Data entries
=-=-=-=-=
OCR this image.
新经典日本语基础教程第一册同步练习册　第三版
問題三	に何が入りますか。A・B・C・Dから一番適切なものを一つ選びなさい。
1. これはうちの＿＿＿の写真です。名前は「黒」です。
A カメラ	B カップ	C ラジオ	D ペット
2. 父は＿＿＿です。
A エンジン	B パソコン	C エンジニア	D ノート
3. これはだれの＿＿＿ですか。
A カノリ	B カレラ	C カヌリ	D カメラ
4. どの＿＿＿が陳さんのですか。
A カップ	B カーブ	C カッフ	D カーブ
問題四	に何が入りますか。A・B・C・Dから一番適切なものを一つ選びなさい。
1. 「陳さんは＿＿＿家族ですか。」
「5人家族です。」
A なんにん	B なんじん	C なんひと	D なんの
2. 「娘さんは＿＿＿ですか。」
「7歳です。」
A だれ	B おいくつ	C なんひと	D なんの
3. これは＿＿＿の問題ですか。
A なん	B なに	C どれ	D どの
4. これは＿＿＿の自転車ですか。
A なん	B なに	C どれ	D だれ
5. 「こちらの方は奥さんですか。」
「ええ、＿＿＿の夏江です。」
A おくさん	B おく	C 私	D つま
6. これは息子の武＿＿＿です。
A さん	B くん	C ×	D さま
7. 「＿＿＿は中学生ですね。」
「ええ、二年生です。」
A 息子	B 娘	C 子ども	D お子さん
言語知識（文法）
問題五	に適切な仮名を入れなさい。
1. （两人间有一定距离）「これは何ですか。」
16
=-=-=-=-=
**PROBLEM REQUIREMENTS**
Nothing should be left out: return all of the records exactly.

**CORRECT ANSWER**
OCR this image.
新经典日本语基础教程第一册同步练习册　第三版
問題三	に何が入りますか。A・B・C・Dから一番適切なものを一つ選びなさい。
1. これはうちの＿＿＿の写真です。名前は「黒」です。
A カメラ	B カップ	C ラジオ	D ペット
2. 父は＿＿＿です。
A エンジン	B パソコン	C エンジニア	D ノート
3. これはだれの＿＿＿ですか。
A カノリ	B カレラ	C カヌリ	D カメラ
4. どの＿＿＿が陳さんのですか。
A カップ	B カーブ	C カッフ	D カーブ
問題四	に何が入りますか。A・B・C・Dから一番適切なものを一つ選びなさい。
1. 「陳さんは＿＿＿家族ですか。」
「5人家族です。」
A なんにん	B なんじん	C なんひと	D なんの
2. 「娘さんは＿＿＿ですか。」
「7歳です。」
A だれ	B おいくつ	C なんひと	D なんの
3. これは＿＿＿の問題ですか。
A なん	B なに	C どれ	D どの
4. これは＿＿＿の自転車ですか。
A なん	B なに	C どれ	D だれ
5. 「こちらの方は奥さんですか。」
「ええ、＿＿＿の夏江です。」
A おくさん	B おく	C 私	D つま
6. これは息子の武＿＿＿です。
A さん	B くん	C ×	D さま
7. 「＿＿＿は中学生ですね。」
「ええ、二年生です。」
A 息子	B 娘	C 子ども	D お子さん
言語知識（文法）
問題五	に適切な仮名を入れなさい。
1. （两人间有一定距离）「これは何ですか。」
16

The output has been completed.